GOAL OF THE EXERCISE: Reproduce each line of the entries below verbatim, leaving out the pictures.

(Box coordinate listings)
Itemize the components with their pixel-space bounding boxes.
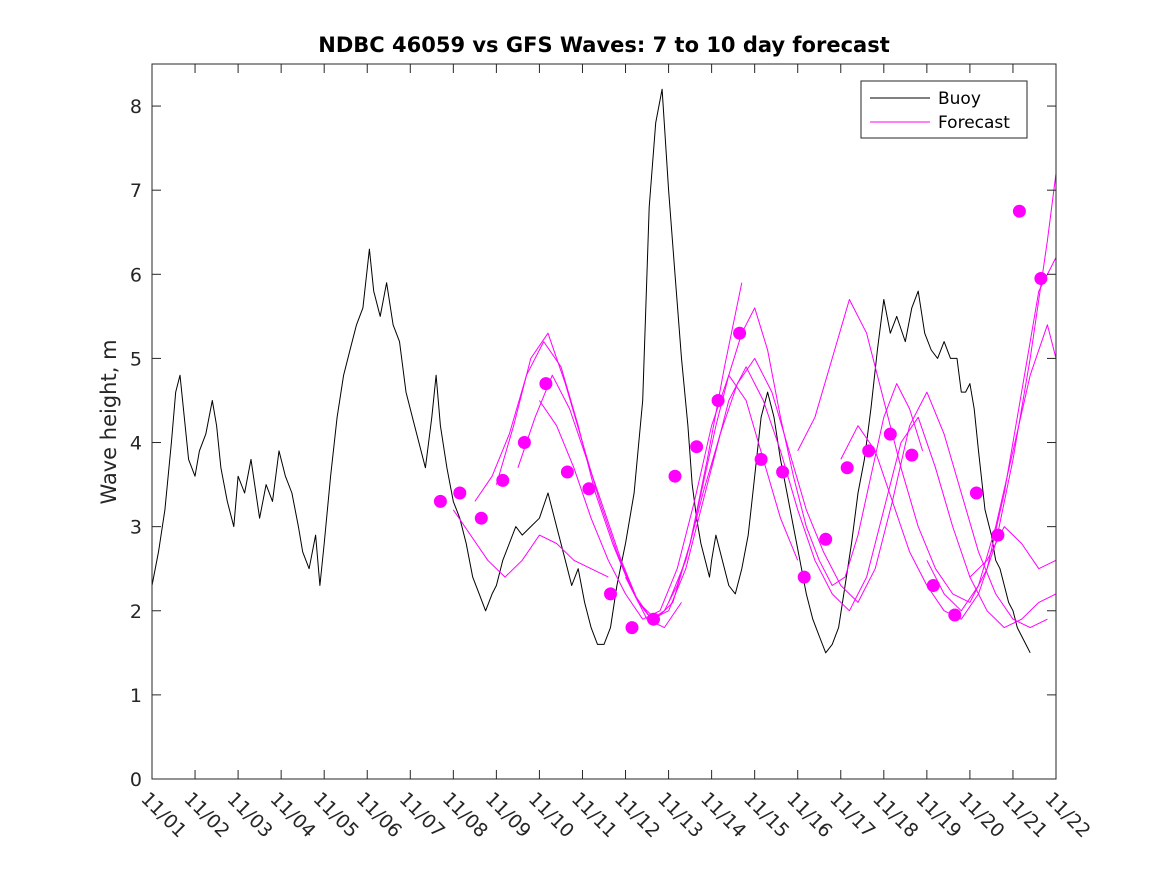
forecast-series-line-8 [711, 366, 1057, 629]
forecast-marker [539, 377, 553, 391]
forecast-marker [1034, 272, 1048, 285]
forecast-series-line-5 [538, 374, 799, 620]
forecast-marker [668, 469, 682, 483]
forecast-marker [625, 621, 639, 635]
y-tick-label: 2 [130, 601, 142, 623]
forecast-series-line-12 [969, 526, 1057, 578]
forecast-marker [754, 452, 768, 466]
forecast-marker [926, 579, 940, 592]
y-tick-label: 8 [130, 96, 142, 118]
forecast-marker [883, 427, 897, 441]
forecast-marker [433, 494, 447, 508]
forecast-marker [819, 532, 833, 546]
y-tick-label: 3 [130, 517, 142, 539]
forecast-marker [862, 444, 876, 458]
forecast-marker [840, 461, 854, 475]
y-tick-label: 0 [130, 769, 142, 791]
legend: Buoy Forecast [860, 80, 1028, 139]
forecast-marker [733, 326, 747, 340]
forecast-series-line-11 [926, 324, 1057, 612]
forecast-marker [948, 608, 962, 622]
forecast-marker [690, 440, 704, 454]
forecast-marker [905, 448, 919, 462]
legend-box [860, 80, 1028, 139]
marker-layer [433, 204, 1048, 635]
y-tick-label: 7 [130, 180, 142, 202]
y-tick-label: 4 [130, 433, 142, 455]
forecast-marker [496, 473, 510, 487]
forecast-marker [969, 486, 983, 500]
forecast-series-line-3 [495, 332, 721, 620]
forecast-marker [453, 486, 467, 500]
forecast-marker [711, 394, 725, 407]
forecast-marker [647, 612, 660, 626]
forecast-marker [776, 465, 790, 479]
plot-frame [151, 63, 1057, 780]
y-axis-label: Wave height, m [97, 339, 121, 504]
forecast-series-line-1 [452, 509, 609, 578]
forecast-marker [517, 436, 531, 449]
y-tick-label: 5 [130, 348, 142, 370]
buoy-series-line [151, 88, 1031, 654]
legend-label-buoy: Buoy [938, 89, 981, 109]
legend-label-forecast: Forecast [938, 113, 1010, 133]
forecast-series-line-6 [625, 307, 924, 620]
y-tick-label: 1 [130, 685, 142, 707]
forecast-marker [604, 587, 617, 601]
chart-title: NDBC 46059 vs GFS Waves: 7 to 10 day for… [318, 33, 889, 57]
forecast-marker [1012, 204, 1026, 218]
forecast-series-line-4 [517, 282, 743, 620]
forecast-marker [474, 511, 488, 525]
forecast-marker [991, 528, 1005, 542]
forecast-marker [797, 570, 811, 584]
y-tick-label: 6 [130, 264, 142, 286]
forecast-series-line-9 [797, 257, 1057, 603]
forecast-marker [582, 482, 596, 496]
forecast-marker [560, 465, 574, 479]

ANSWER TO THE TASK:
Itemize the components with their pixel-space bounding boxes.
forecast-series-line-8 [711, 366, 1057, 629]
forecast-marker [539, 377, 553, 391]
forecast-marker [1034, 272, 1048, 285]
forecast-series-line-5 [538, 374, 799, 620]
forecast-marker [668, 469, 682, 483]
forecast-marker [625, 621, 639, 635]
y-tick-label: 2 [130, 601, 142, 623]
forecast-series-line-12 [969, 526, 1057, 578]
forecast-marker [754, 452, 768, 466]
forecast-marker [926, 579, 940, 592]
y-tick-label: 8 [130, 96, 142, 118]
forecast-marker [883, 427, 897, 441]
forecast-marker [433, 494, 447, 508]
forecast-marker [819, 532, 833, 546]
y-tick-label: 3 [130, 517, 142, 539]
forecast-marker [862, 444, 876, 458]
forecast-marker [840, 461, 854, 475]
y-tick-label: 0 [130, 769, 142, 791]
legend: Buoy Forecast [860, 80, 1028, 139]
forecast-marker [733, 326, 747, 340]
forecast-series-line-11 [926, 324, 1057, 612]
forecast-marker [948, 608, 962, 622]
forecast-marker [690, 440, 704, 454]
forecast-marker [905, 448, 919, 462]
legend-box [860, 80, 1028, 139]
marker-layer [433, 204, 1048, 635]
y-tick-label: 7 [130, 180, 142, 202]
y-tick-label: 4 [130, 433, 142, 455]
forecast-marker [496, 473, 510, 487]
forecast-marker [969, 486, 983, 500]
forecast-series-line-3 [495, 332, 721, 620]
forecast-marker [453, 486, 467, 500]
forecast-marker [711, 394, 725, 407]
forecast-marker [647, 612, 660, 626]
forecast-marker [776, 465, 790, 479]
plot-frame [151, 63, 1057, 780]
y-axis-label: Wave height, m [97, 339, 121, 504]
forecast-series-line-1 [452, 509, 609, 578]
forecast-marker [517, 436, 531, 449]
y-tick-label: 5 [130, 348, 142, 370]
buoy-series-line [151, 88, 1031, 654]
legend-label-buoy: Buoy [938, 89, 981, 109]
legend-label-forecast: Forecast [938, 113, 1010, 133]
forecast-series-line-6 [625, 307, 924, 620]
y-tick-label: 1 [130, 685, 142, 707]
forecast-marker [604, 587, 617, 601]
chart-title: NDBC 46059 vs GFS Waves: 7 to 10 day for… [318, 33, 889, 57]
forecast-marker [1012, 204, 1026, 218]
forecast-series-line-4 [517, 282, 743, 620]
forecast-marker [474, 511, 488, 525]
forecast-marker [991, 528, 1005, 542]
forecast-marker [797, 570, 811, 584]
y-tick-label: 6 [130, 264, 142, 286]
forecast-series-line-9 [797, 257, 1057, 603]
forecast-marker [582, 482, 596, 496]
forecast-marker [560, 465, 574, 479]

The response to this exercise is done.